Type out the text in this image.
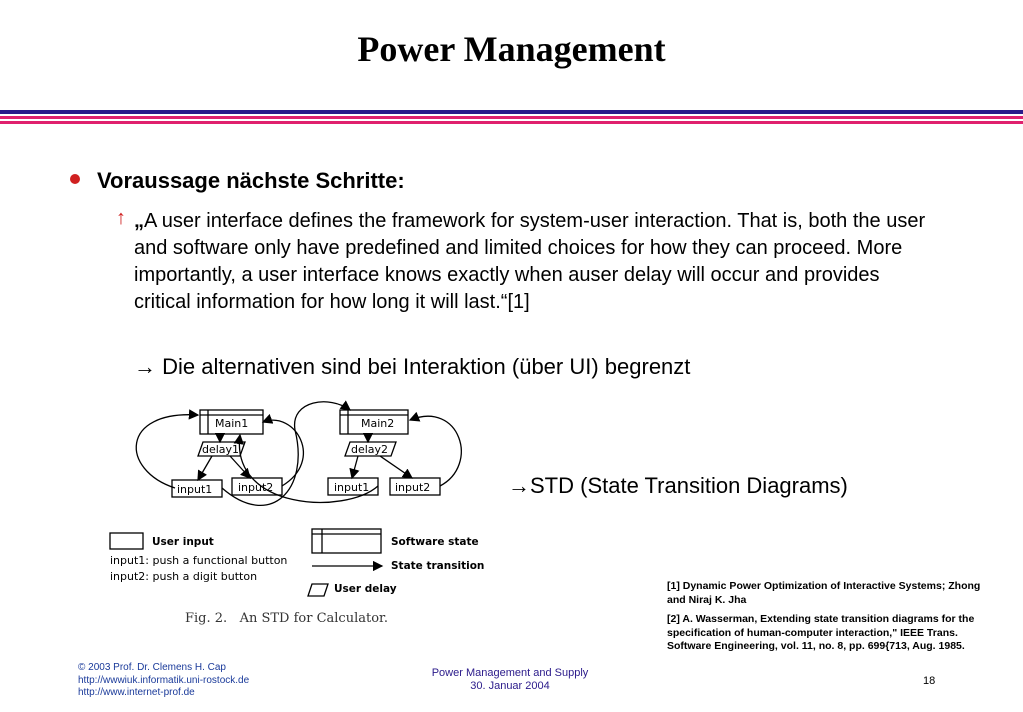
Power Management
Voraussage nächste Schritte:
↑ „A user interface defines the framework for system-user interaction. That is, both the user and software only have predefined and limited choices for how they can proceed. More importantly, a user interface knows exactly when auser delay will occur and provides critical information for how long it will last.“[1]
→ Die alternativen sind bei Interaktion (über UI) begrenzt
→STD (State Transition Diagrams)
Main1	Main2
delay1	delay2
input1 input2	input1 input2
User input	Software state
State transition
User delay
input1: push a functional button
input2: push a digit button
Fig. 2.   An STD for Calculator.

[1] Dynamic Power Optimization of Interactive Systems; Zhong and Niraj K. Jha

[2] A. Wasserman, Extending state transition diagrams for the specification of human-computer interaction," IEEE Trans. Software Engineering, vol. 11, no. 8, pp. 699{713, Aug. 1985.

© 2003 Prof. Dr. Clemens H. Cap
http://wwwiuk.informatik.uni-rostock.de
http://www.internet-prof.de
Power Management and Supply
30. Januar 2004	18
□ □ □
▶ [What to do]: In the material above, tally every line with the string "push" in it, then give that number alone.

▶ [Solution]: 2